* **REQUIREMENTS**
How many lines in this material include the string "الوطنية"? Answer with the number and nothing further.

* **DATA PROVIDED**
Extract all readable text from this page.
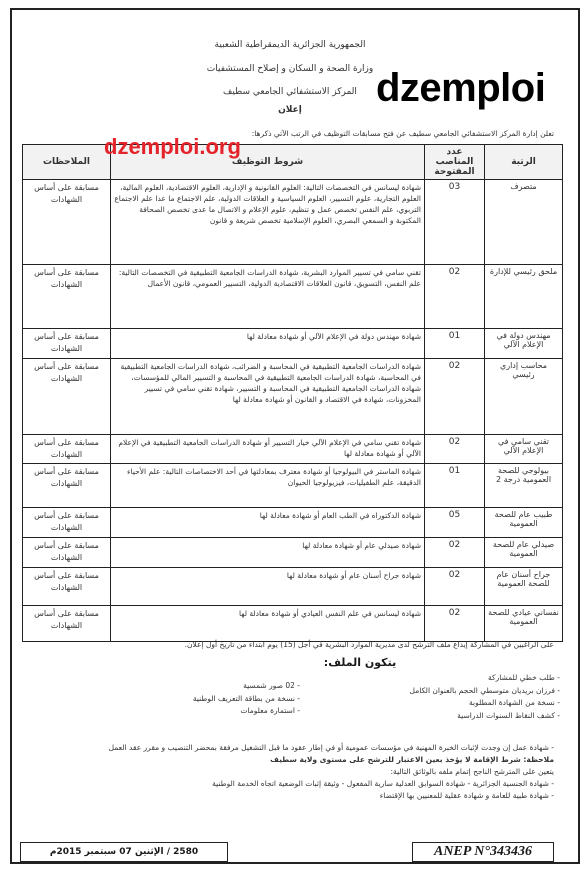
الجمهورية الجزائرية الديمقراطية الشعبية
وزارة الصحة و السكان و إصلاح المستشفيات
المركز الاستشفائي الجامعي سطيف
إعلان	dzemploi
تعلن إدارة المركز الاستشفائي الجامعي سطيف عن فتح مسابقات التوظيف في الرتب الآتي ذكرها:
الرتبة	عدد المناصب المفتوحة	شروط التوظيف	الملاحظات
متصرف	03	شهادة ليسانس في التخصصات التالية: العلوم القانونية و الإدارية، العلوم الاقتصادية، العلوم المالية، العلوم التجارية، علوم التسيير، العلوم السياسية و العلاقات الدولية، علم الاجتماع ما عدا علم الاجتماع التربوي، علم النفس تخصص عمل و تنظيم، علوم الإعلام و الاتصال ما عدى تخصص الصحافة المكتوبة و السمعي البصري، العلوم الإسلامية تخصص شريعة و قانون	مسابقة على أساس الشهادات
ملحق رئيسي للإدارة	02	تقني سامي في تسيير الموارد البشرية، شهادة الدراسات الجامعية التطبيقية في التخصصات التالية: علم النفس، التسويق، قانون العلاقات الاقتصادية الدولية، التسيير العمومي، قانون الأعمال	مسابقة على أساس الشهادات
مهندس دولة في الإعلام الآلي	01	شهادة مهندس دولة في الإعلام الآلي أو شهادة معادلة لها	مسابقة على أساس الشهادات
محاسب إداري رئيسي	02	شهادة الدراسات الجامعية التطبيقية في المحاسبة و الضرائب، شهادة الدراسات الجامعية التطبيقية في المحاسبة، شهادة الدراسات الجامعية التطبيقية في المحاسبة و التسيير المالي للمؤسسات، شهادة الدراسات الجامعية التطبيقية في المحاسبة و التسيير، شهادة تقني سامي في تسيير المخزونات، شهادة في الاقتصاد و القانون أو شهادة معادلة لها	مسابقة على أساس الشهادات
تقني سامي في الإعلام الآلي	02	شهادة تقني سامي في الإعلام الآلي خيار التسيير أو شهادة الدراسات الجامعية التطبيقية في الإعلام الآلي أو شهادة معادلة لها	مسابقة على أساس الشهادات
بيولوجي للصحة العمومية درجة 2	01	شهادة الماستر في البيولوجيا أو شهادة معترف بمعادلتها في أحد الاختصاصات التالية: علم الأحياء الدقيقة، علم الطفيليات، فيزيولوجيا الحيوان	مسابقة على أساس الشهادات
طبيب عام للصحة العمومية	05	شهادة الدكتوراه في الطب العام أو شهادة معادلة لها	مسابقة على أساس الشهادات
صيدلي عام للصحة العمومية	02	شهادة صيدلي عام أو شهادة معادلة لها	مسابقة على أساس الشهادات
جراح أسنان عام للصحة العمومية	02	شهادة جراح أسنان عام أو شهادة معادلة لها	مسابقة على أساس الشهادات
نفساني عيادي للصحة العمومية	02	شهادة ليسانس في علم النفس العيادي أو شهادة معادلة لها	مسابقة على أساس الشهادات
dzemploi.org
على الراغبين في المشاركة إيداع ملف الترشح لدى مديرية الموارد البشرية في أجل (15) يوم ابتداء من تاريخ أول إعلان.
يتكون الملف:
- طلب خطي للمشاركة
- فرزان بريديان متوسطي الحجم بالعنوان الكامل
- نسخة من الشهادة المطلوبة
- كشف النقاط السنوات الدراسية
- 02 صور شمسية
- نسخة من بطاقة التعريف الوطنية
- استمارة معلومات
- شهادة عمل إن وجدت لإثبات الخبرة المهنية في مؤسسات عمومية أو في إطار عقود ما قبل التشغيل مرفقة بمحضر التنصيب و مقرر عقد العمل
ملاحظة: شرط الإقامة لا يؤخذ بعين الاعتبار للترشح على مستوى ولاية سطيف
يتعين على المترشح الناجح إتمام ملفه بالوثائق التالية:
- شهادة الجنسية الجزائرية - شهادة السوابق العدلية سارية المفعول - وثيقة إثبات الوضعية اتجاه الخدمة الوطنية
- شهادة طبية للعامة و شهادة عقلية للمعنيين بها الإقتضاء
ANEP N°343436
2580 / الإثنين 07 سبتمبر 2015م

* **ANSWER TO THE PROBLEM**
2